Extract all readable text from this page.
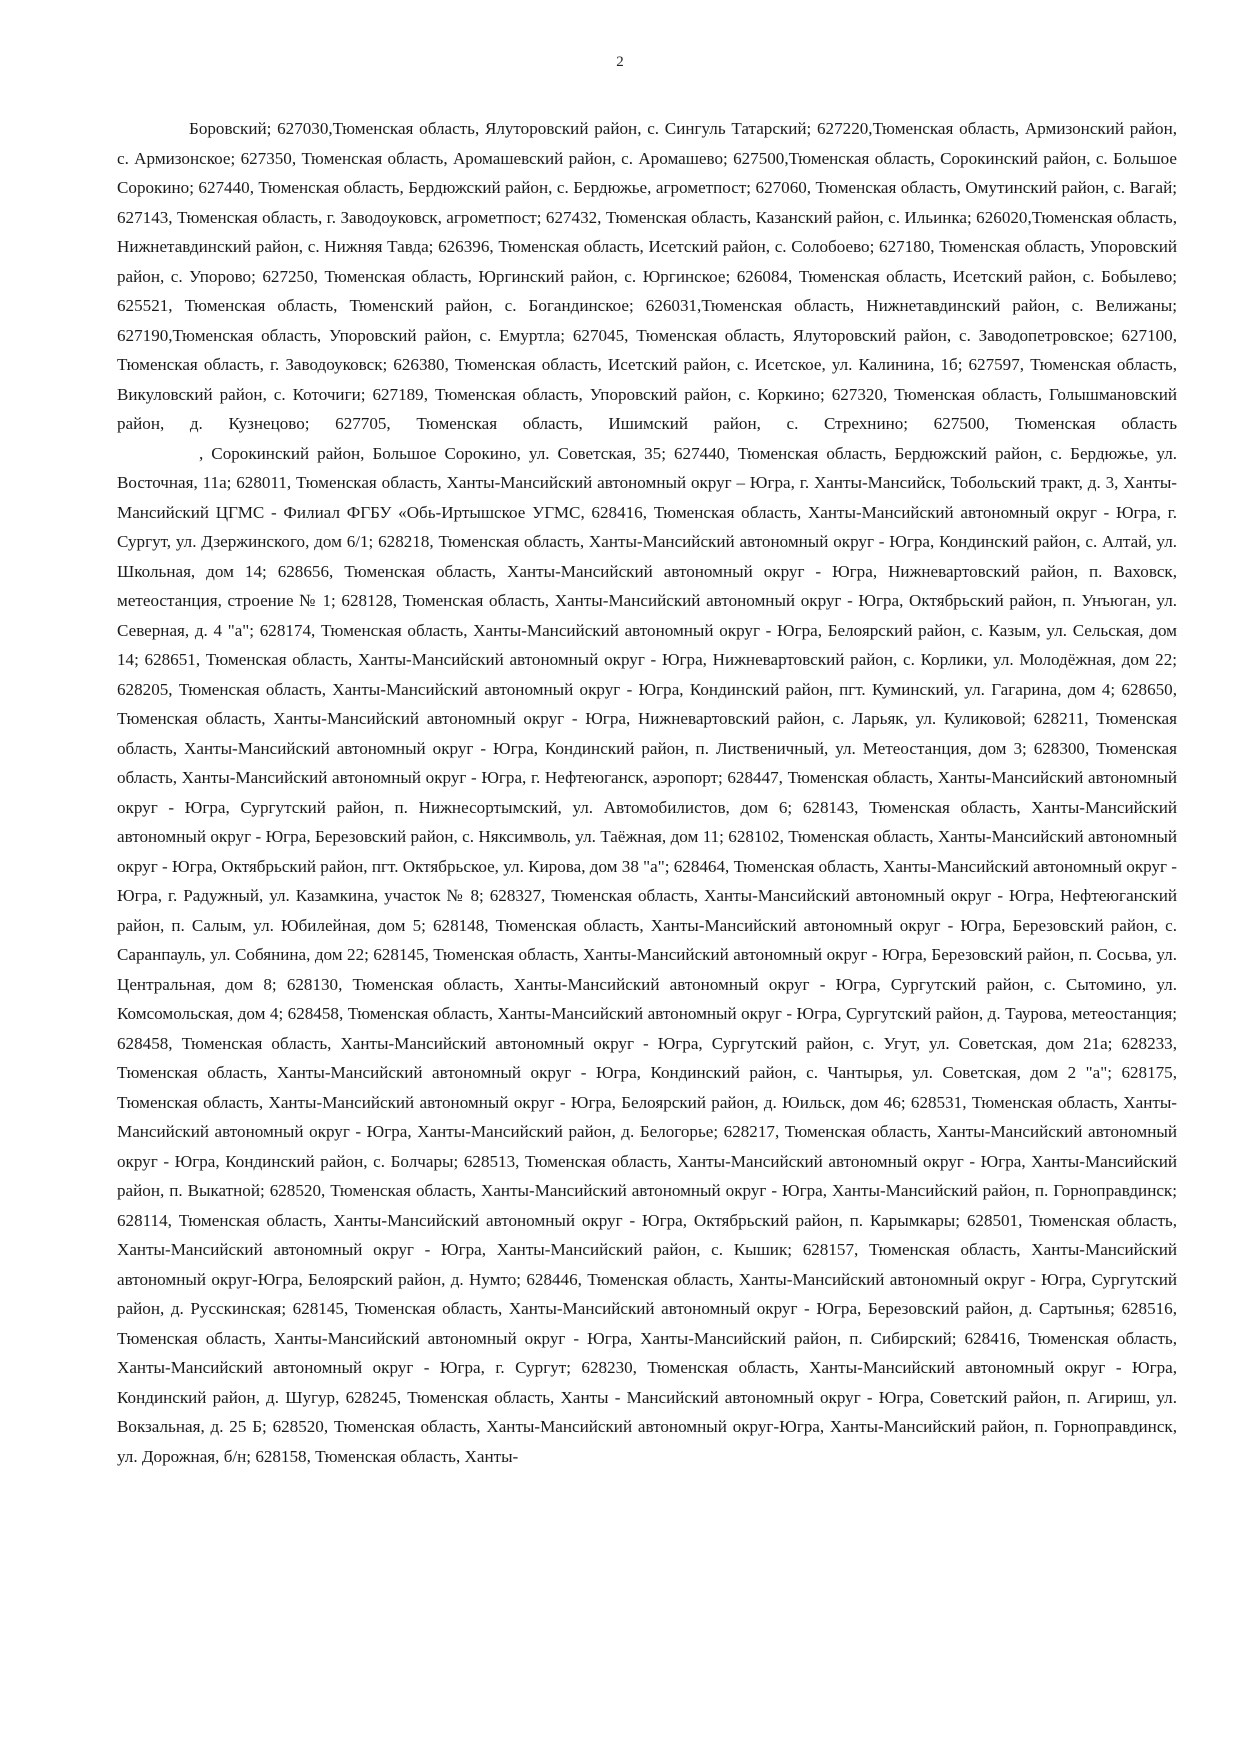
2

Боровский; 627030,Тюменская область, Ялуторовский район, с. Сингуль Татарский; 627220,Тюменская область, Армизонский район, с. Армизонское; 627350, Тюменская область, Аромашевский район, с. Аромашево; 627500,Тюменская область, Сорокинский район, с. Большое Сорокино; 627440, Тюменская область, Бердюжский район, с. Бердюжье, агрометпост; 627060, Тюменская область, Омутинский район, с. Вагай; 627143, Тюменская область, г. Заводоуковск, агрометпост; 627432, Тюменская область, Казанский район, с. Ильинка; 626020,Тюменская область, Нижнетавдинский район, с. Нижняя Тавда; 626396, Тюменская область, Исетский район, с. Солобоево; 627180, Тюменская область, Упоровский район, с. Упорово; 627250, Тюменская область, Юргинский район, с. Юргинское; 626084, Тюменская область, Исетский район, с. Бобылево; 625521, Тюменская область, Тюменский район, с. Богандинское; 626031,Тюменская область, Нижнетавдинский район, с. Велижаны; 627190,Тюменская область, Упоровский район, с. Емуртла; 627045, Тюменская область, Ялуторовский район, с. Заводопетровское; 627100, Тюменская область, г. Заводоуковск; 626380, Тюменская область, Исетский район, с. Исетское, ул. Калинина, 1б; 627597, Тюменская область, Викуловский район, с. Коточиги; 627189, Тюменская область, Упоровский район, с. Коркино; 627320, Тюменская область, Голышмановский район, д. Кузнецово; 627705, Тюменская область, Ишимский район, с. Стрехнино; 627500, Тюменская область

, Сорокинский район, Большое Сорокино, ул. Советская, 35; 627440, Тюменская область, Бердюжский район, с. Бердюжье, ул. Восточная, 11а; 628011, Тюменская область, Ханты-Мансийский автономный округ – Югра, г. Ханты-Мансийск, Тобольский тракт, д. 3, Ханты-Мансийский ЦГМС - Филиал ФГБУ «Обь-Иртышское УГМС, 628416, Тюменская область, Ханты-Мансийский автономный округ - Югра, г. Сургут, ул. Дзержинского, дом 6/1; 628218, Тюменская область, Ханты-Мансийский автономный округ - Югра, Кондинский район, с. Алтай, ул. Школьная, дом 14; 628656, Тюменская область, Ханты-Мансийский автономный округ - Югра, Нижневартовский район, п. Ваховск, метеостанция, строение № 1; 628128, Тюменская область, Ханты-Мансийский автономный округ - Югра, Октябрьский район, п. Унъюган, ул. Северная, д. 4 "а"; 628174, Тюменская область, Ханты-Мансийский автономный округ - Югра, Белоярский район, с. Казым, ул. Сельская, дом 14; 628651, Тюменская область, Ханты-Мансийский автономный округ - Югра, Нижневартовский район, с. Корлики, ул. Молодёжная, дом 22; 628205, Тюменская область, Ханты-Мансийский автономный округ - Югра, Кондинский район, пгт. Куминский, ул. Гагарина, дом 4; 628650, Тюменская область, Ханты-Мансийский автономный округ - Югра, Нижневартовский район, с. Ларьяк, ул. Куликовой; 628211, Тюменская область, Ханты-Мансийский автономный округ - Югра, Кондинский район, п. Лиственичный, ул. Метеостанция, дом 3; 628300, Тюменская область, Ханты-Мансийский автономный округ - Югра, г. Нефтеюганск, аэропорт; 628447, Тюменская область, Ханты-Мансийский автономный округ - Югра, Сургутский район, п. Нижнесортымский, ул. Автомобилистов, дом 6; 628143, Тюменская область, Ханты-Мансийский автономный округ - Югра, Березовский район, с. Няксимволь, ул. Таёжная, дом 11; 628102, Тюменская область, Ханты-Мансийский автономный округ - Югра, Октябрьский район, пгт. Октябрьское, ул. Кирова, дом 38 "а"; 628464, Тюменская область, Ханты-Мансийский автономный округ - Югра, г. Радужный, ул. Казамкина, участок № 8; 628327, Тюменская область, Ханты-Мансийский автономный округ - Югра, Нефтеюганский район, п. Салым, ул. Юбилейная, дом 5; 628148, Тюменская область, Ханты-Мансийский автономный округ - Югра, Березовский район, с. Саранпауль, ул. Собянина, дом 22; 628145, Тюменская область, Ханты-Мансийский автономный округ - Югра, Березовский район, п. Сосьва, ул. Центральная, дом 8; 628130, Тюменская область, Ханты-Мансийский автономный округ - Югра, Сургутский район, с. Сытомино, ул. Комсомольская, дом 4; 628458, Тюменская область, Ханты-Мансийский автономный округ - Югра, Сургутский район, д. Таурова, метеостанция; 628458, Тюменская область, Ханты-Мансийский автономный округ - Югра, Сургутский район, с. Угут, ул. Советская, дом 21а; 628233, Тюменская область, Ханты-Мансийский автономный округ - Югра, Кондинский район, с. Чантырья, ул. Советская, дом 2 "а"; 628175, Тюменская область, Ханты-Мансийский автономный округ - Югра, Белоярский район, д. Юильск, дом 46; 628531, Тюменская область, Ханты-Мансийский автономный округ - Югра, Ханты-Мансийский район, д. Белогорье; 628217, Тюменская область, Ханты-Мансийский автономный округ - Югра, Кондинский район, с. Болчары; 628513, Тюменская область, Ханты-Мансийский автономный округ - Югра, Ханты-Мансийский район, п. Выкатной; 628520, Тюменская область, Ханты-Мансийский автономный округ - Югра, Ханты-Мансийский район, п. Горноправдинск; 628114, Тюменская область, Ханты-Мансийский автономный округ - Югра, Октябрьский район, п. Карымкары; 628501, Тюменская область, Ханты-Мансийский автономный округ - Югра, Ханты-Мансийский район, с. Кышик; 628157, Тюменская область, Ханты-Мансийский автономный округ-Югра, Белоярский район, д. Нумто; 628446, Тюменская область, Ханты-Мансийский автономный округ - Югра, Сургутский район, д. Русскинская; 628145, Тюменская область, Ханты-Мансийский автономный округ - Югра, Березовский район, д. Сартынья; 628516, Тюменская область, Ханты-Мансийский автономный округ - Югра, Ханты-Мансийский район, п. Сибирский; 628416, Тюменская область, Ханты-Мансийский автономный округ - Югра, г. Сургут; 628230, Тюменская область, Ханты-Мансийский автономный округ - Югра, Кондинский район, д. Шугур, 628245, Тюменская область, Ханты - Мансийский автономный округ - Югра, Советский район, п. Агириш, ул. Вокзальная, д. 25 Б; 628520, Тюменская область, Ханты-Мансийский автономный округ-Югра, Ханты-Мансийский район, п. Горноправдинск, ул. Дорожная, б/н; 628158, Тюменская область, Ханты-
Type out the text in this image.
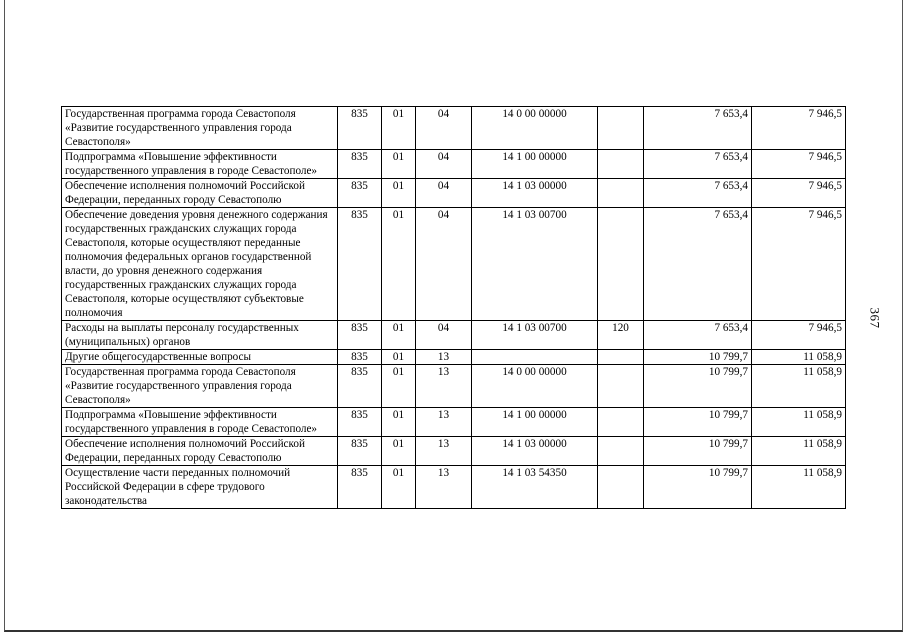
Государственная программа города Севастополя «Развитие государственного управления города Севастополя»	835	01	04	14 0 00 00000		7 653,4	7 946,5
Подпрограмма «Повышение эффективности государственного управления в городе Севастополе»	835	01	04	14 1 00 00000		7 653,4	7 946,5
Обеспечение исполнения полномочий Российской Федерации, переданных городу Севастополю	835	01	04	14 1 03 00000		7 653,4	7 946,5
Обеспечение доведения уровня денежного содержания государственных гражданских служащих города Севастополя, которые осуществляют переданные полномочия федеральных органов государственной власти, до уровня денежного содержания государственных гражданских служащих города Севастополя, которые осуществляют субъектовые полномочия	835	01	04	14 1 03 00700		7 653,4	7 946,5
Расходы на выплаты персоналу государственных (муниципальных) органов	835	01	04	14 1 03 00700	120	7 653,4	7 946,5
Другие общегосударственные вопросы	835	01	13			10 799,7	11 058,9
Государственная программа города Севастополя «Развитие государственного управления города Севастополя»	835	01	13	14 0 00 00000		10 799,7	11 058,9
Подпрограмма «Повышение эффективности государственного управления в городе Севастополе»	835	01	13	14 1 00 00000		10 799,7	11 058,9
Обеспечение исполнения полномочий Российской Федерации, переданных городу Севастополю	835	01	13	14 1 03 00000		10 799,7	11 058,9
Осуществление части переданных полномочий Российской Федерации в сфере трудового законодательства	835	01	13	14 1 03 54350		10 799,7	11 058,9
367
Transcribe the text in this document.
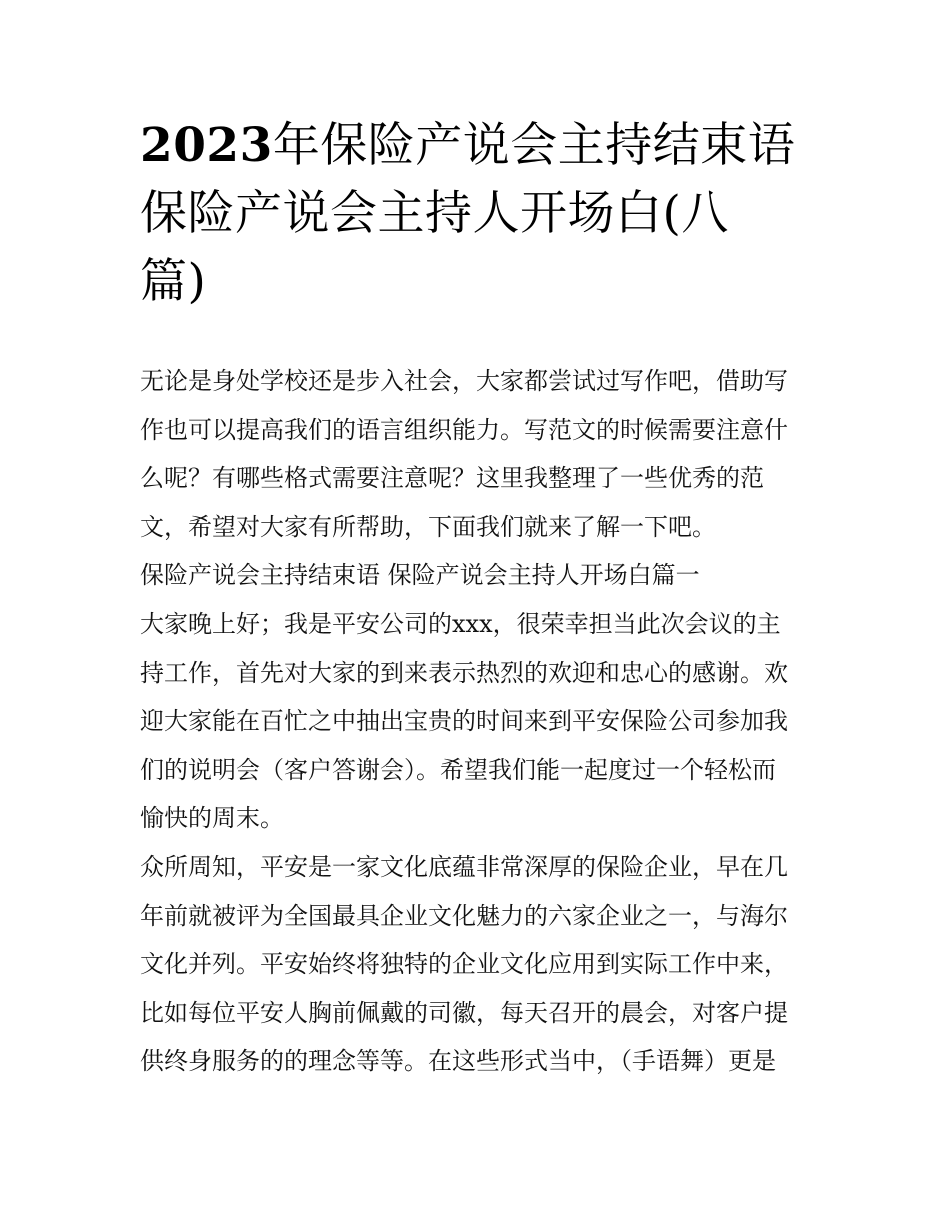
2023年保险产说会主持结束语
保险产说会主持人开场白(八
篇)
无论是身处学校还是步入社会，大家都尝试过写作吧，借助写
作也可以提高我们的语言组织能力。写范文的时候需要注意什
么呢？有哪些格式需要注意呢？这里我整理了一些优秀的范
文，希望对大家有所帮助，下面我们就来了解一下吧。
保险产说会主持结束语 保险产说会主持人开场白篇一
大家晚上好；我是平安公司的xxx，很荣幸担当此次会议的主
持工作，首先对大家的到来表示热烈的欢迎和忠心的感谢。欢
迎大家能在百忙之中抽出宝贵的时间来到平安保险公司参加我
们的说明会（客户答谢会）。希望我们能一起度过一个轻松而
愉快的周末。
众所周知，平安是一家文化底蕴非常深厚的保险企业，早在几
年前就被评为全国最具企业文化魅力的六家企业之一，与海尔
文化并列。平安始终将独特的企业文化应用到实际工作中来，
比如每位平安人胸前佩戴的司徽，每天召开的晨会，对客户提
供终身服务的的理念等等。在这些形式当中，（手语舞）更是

|---|

* BRIEF *
Determine how many lines of the data contain the word "органов", and reply with that number only.

* TASK RESULT *
2